Dataset entries
%%

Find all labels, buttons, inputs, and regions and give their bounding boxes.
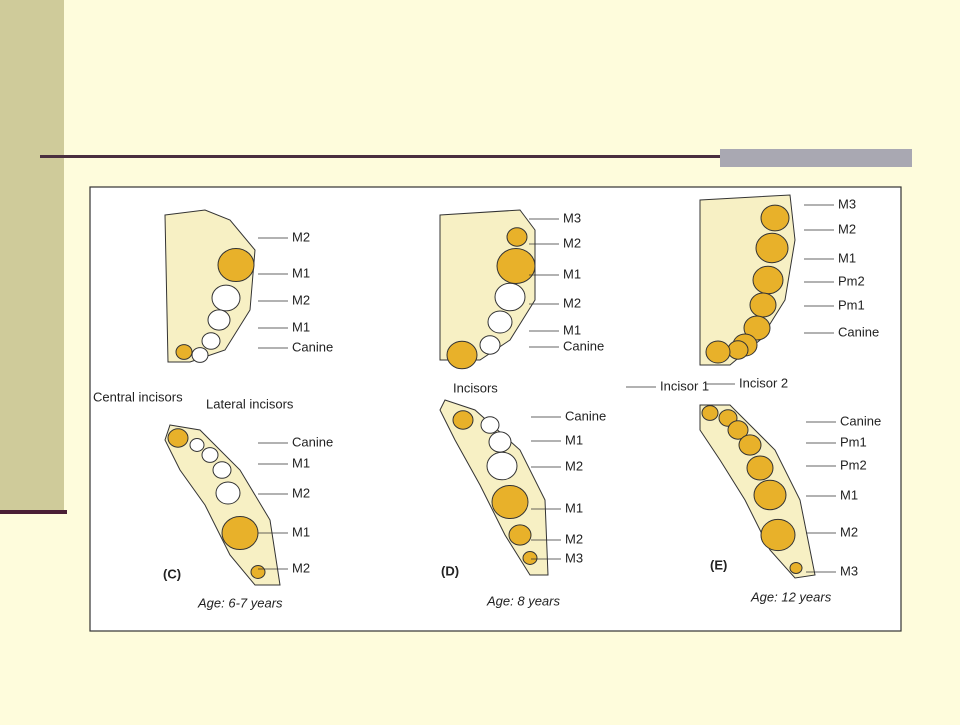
tooth-label: Pm2 <box>838 273 865 288</box>
side-rule <box>0 510 67 514</box>
tooth-label: Central incisors <box>93 389 183 404</box>
tooth <box>452 410 474 430</box>
teeth <box>167 204 803 579</box>
tooth-label: M3 <box>565 550 583 565</box>
tooth <box>189 438 205 452</box>
tooth <box>215 481 241 505</box>
tooth <box>789 561 803 575</box>
tooth <box>446 340 478 370</box>
tooth <box>480 416 500 434</box>
tooth <box>749 292 777 318</box>
panel-letter: (C) <box>163 566 181 581</box>
tooth-label: M3 <box>840 563 858 578</box>
tooth <box>506 227 528 247</box>
tooth-label: M2 <box>292 485 310 500</box>
tooth <box>496 248 536 284</box>
tooth-label: M2 <box>563 235 581 250</box>
panel-letter: (D) <box>441 563 459 578</box>
tooth <box>207 309 231 331</box>
tooth <box>491 484 529 520</box>
tooth <box>738 434 762 456</box>
panel-letter: (E) <box>710 557 727 572</box>
tooth-label: M1 <box>563 322 581 337</box>
tooth-label: M1 <box>563 266 581 281</box>
tooth <box>191 347 209 363</box>
bone <box>164 209 256 363</box>
tooth-label: Canine <box>563 338 604 353</box>
tooth <box>486 451 518 481</box>
tooth <box>701 405 719 421</box>
top-rule <box>40 155 912 158</box>
tooth <box>175 344 193 360</box>
tooth-label: M2 <box>565 458 583 473</box>
tooth-label: M3 <box>563 210 581 225</box>
tooth <box>201 332 221 350</box>
tooth <box>727 340 749 360</box>
tooth <box>753 479 787 511</box>
tooth <box>250 565 266 579</box>
tooth-label: Canine <box>840 413 881 428</box>
tooth-label: M2 <box>563 295 581 310</box>
tooth <box>211 284 241 312</box>
tooth <box>727 420 749 440</box>
tooth <box>494 282 526 312</box>
tooth-label: Lateral incisors <box>206 396 294 411</box>
tooth-label: M1 <box>292 265 310 280</box>
tooth-label: M2 <box>840 524 858 539</box>
age-caption: Age: 6-7 years <box>197 595 283 610</box>
tooth <box>752 265 784 295</box>
tooth-label: Canine <box>838 324 879 339</box>
tooth <box>760 518 796 552</box>
tooth-label: M2 <box>292 560 310 575</box>
tooth-label: Pm1 <box>838 297 865 312</box>
tooth-label: M2 <box>838 221 856 236</box>
age-caption: Age: 12 years <box>750 589 832 604</box>
tooth <box>488 431 512 453</box>
tooth <box>760 204 790 232</box>
tooth-label: Canine <box>292 339 333 354</box>
tooth-label: Incisors <box>453 380 498 395</box>
tooth-label: Incisor 2 <box>739 375 788 390</box>
tooth <box>705 340 731 364</box>
tooth-label: M1 <box>565 432 583 447</box>
tooth <box>746 455 774 481</box>
tooth-label: Pm2 <box>840 457 867 472</box>
tooth-label: M3 <box>838 196 856 211</box>
tooth <box>479 335 501 355</box>
accent-bar <box>720 149 912 167</box>
tooth-label: M2 <box>565 531 583 546</box>
tooth-label: M2 <box>292 229 310 244</box>
tooth <box>217 247 255 283</box>
age-caption: Age: 8 years <box>486 593 560 608</box>
tooth-label: M1 <box>840 487 858 502</box>
tooth <box>167 428 189 448</box>
tooth <box>212 461 232 479</box>
tooth <box>755 232 789 264</box>
tooth-label: M1 <box>292 524 310 539</box>
tooth-label: M1 <box>838 250 856 265</box>
tooth <box>522 551 538 565</box>
tooth <box>487 310 513 334</box>
tooth-label: M1 <box>292 455 310 470</box>
tooth-label: Pm1 <box>840 434 867 449</box>
side-bar <box>0 0 64 510</box>
tooth-label: M1 <box>292 319 310 334</box>
tooth <box>221 515 259 551</box>
tooth-label: Canine <box>565 408 606 423</box>
tooth-label: Canine <box>292 434 333 449</box>
tooth <box>508 524 532 546</box>
tooth-label: Incisor 1 <box>660 378 709 393</box>
tooth-label: M2 <box>292 292 310 307</box>
tooth-label: M1 <box>565 500 583 515</box>
tooth <box>743 315 771 341</box>
tooth <box>201 447 219 463</box>
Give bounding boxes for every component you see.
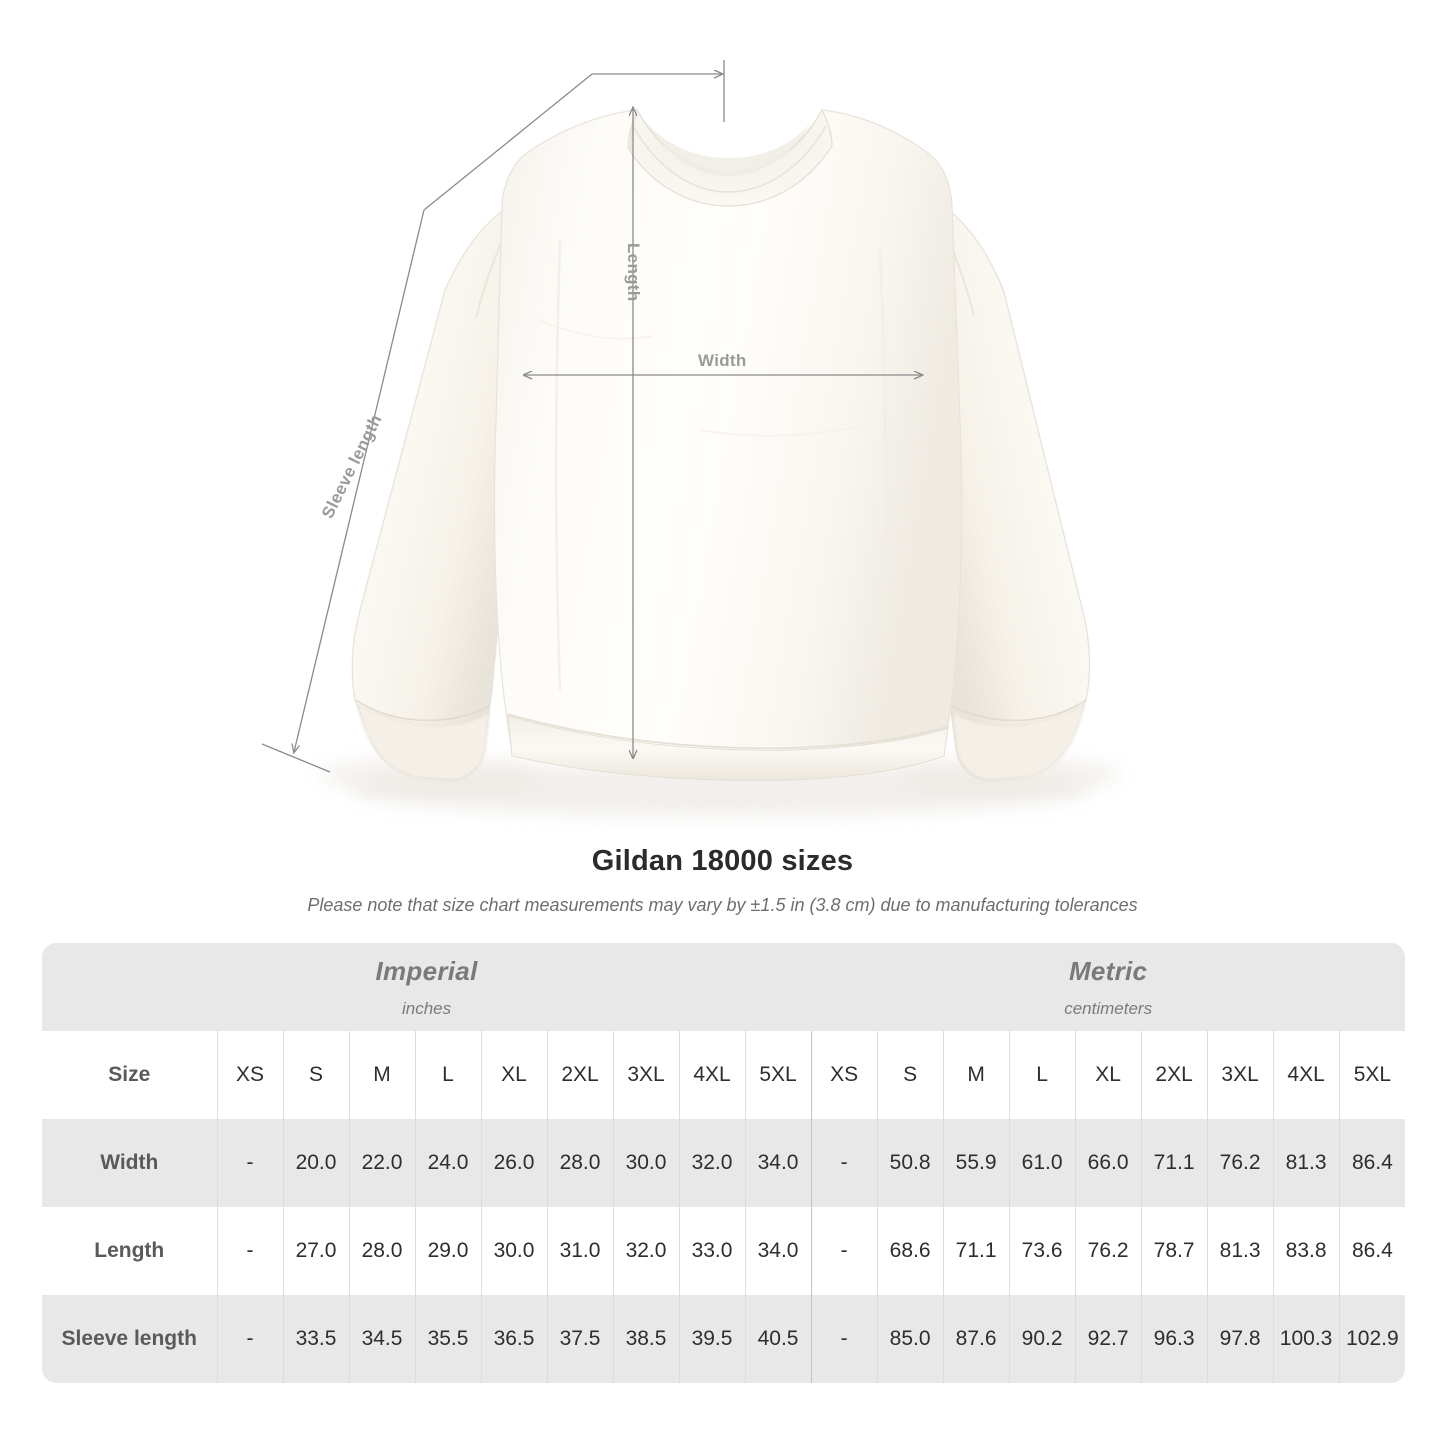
tolerance-note: Please note that size chart measurements… [307,895,1138,915]
cell-length-met-3: 73.6 [1008,1207,1076,1295]
size-header-cell: Size [42,1031,217,1119]
row-label-sleeve-length: Sleeve length [42,1295,217,1383]
cell-length-imp-0: - [216,1207,283,1295]
metric-unit-cell: Metric centimeters [811,943,1406,1031]
cell-width-imp-1: 20.0 [282,1119,349,1207]
header-size-imp-3: L [414,1031,481,1119]
cell-width-imp-5: 28.0 [546,1119,613,1207]
header-size-met-5: 2XL [1140,1031,1208,1119]
cell-length-met-2: 71.1 [942,1207,1010,1295]
row-label-width: Width [42,1119,217,1207]
cell-width-imp-7: 32.0 [678,1119,745,1207]
cell-length-imp-1: 27.0 [282,1207,349,1295]
width-measure-label: Width [698,351,747,370]
cell-length-imp-3: 29.0 [414,1207,481,1295]
cell-sleeve-imp-0: - [216,1295,283,1383]
cell-sleeve-met-1: 85.0 [876,1295,944,1383]
header-size-met-1: S [876,1031,944,1119]
cell-sleeve-met-7: 100.3 [1272,1295,1340,1383]
imperial-unit-sub: inches [401,998,452,1018]
cell-sleeve-met-6: 97.8 [1206,1295,1274,1383]
cell-width-met-1: 50.8 [876,1119,944,1207]
sleeve-measure-line [261,60,725,773]
header-size-imp-0: XS [216,1031,283,1119]
header-size-met-0: XS [810,1031,878,1119]
cell-sleeve-imp-7: 39.5 [678,1295,745,1383]
cell-sleeve-imp-8: 40.5 [744,1295,812,1383]
table-row: Width - 20.0 22.0 24.0 26.0 28.0 30.0 32… [42,1119,1406,1207]
cell-width-met-5: 71.1 [1140,1119,1208,1207]
header-size-met-6: 3XL [1206,1031,1274,1119]
title-block: Gildan 18000 sizes Please note that size… [0,845,1445,916]
table-header-row: Size XS S M L XL 2XL 3XL 4XL 5XL XS S M … [42,1031,1406,1119]
cell-width-met-2: 55.9 [942,1119,1010,1207]
cell-width-imp-2: 22.0 [348,1119,415,1207]
size-chart-table-wrapper: Imperial inches Metric centimeters Size … [42,943,1406,1383]
header-size-imp-4: XL [480,1031,547,1119]
cell-length-met-7: 83.8 [1272,1207,1340,1295]
cell-length-met-6: 81.3 [1206,1207,1274,1295]
cell-width-imp-6: 30.0 [612,1119,679,1207]
cell-sleeve-imp-1: 33.5 [282,1295,349,1383]
header-size-met-7: 4XL [1272,1031,1340,1119]
cell-length-met-1: 68.6 [876,1207,944,1295]
cell-width-met-7: 81.3 [1272,1119,1340,1207]
header-size-met-4: XL [1074,1031,1142,1119]
cell-length-imp-6: 32.0 [612,1207,679,1295]
length-measure-label: Length [624,243,643,302]
table-row: Length - 27.0 28.0 29.0 30.0 31.0 32.0 3… [42,1207,1406,1295]
garment-diagram: Width Length Sleeve length [261,60,1445,816]
cell-sleeve-met-5: 96.3 [1140,1295,1208,1383]
cell-length-imp-8: 34.0 [744,1207,812,1295]
cell-width-met-0: - [810,1119,878,1207]
sweatshirt-illustration [320,108,1120,816]
metric-unit-name: Metric [1068,955,1148,986]
cell-width-met-8: 86.4 [1338,1119,1406,1207]
header-size-imp-2: M [348,1031,415,1119]
header-size-imp-8: 5XL [744,1031,812,1119]
header-size-met-2: M [942,1031,1010,1119]
cell-width-imp-8: 34.0 [744,1119,812,1207]
cell-sleeve-imp-4: 36.5 [480,1295,547,1383]
unit-band-row: Imperial inches Metric centimeters [42,943,1406,1031]
measurement-lines [261,60,1445,773]
header-size-imp-6: 3XL [612,1031,679,1119]
cell-width-imp-3: 24.0 [414,1119,481,1207]
header-size-imp-7: 4XL [678,1031,745,1119]
metric-unit-sub: centimeters [1064,998,1153,1018]
cell-sleeve-imp-2: 34.5 [348,1295,415,1383]
header-size-met-8: 5XL [1338,1031,1406,1119]
cell-width-met-4: 66.0 [1074,1119,1142,1207]
size-chart-table: Imperial inches Metric centimeters Size … [42,943,1406,1383]
cell-sleeve-imp-6: 38.5 [612,1295,679,1383]
cell-sleeve-met-0: - [810,1295,878,1383]
row-label-length: Length [42,1207,217,1295]
cell-length-imp-2: 28.0 [348,1207,415,1295]
page-title: Gildan 18000 sizes [591,845,854,877]
header-size-imp-5: 2XL [546,1031,613,1119]
cell-length-met-5: 78.7 [1140,1207,1208,1295]
header-size-imp-1: S [282,1031,349,1119]
cell-length-met-8: 86.4 [1338,1207,1406,1295]
cell-sleeve-imp-5: 37.5 [546,1295,613,1383]
imperial-unit-name: Imperial [375,955,478,986]
header-size-met-3: L [1008,1031,1076,1119]
cell-length-met-4: 76.2 [1074,1207,1142,1295]
cell-width-met-3: 61.0 [1008,1119,1076,1207]
cell-width-imp-4: 26.0 [480,1119,547,1207]
table-row: Sleeve length - 33.5 34.5 35.5 36.5 37.5… [42,1295,1406,1383]
cell-sleeve-met-3: 90.2 [1008,1295,1076,1383]
cell-width-met-6: 76.2 [1206,1119,1274,1207]
cell-sleeve-met-2: 87.6 [942,1295,1010,1383]
cell-length-met-0: - [810,1207,878,1295]
cell-length-imp-7: 33.0 [678,1207,745,1295]
cell-length-imp-5: 31.0 [546,1207,613,1295]
cell-sleeve-met-4: 92.7 [1074,1295,1142,1383]
cell-width-imp-0: - [216,1119,283,1207]
cell-sleeve-imp-3: 35.5 [414,1295,481,1383]
imperial-unit-cell: Imperial inches [42,943,812,1031]
cell-length-imp-4: 30.0 [480,1207,547,1295]
cell-sleeve-met-8: 102.9 [1338,1295,1406,1383]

%%

WRITTEN PROBLEM ▸ Copy out, word for word, the part of the entries that opens with the line containing "tolerance-note: Please note" and closes with the line containing "cell-length-imp-0: - [216,1207,283,1295]", including both of those lines.

TASK ANSWER ▸
tolerance-note: Please note that size chart measurements… [307,895,1138,915]
cell-length-met-3: 73.6 [1008,1207,1076,1295]
size-header-cell: Size [42,1031,217,1119]
row-label-sleeve-length: Sleeve length [42,1295,217,1383]
cell-length-imp-0: - [216,1207,283,1295]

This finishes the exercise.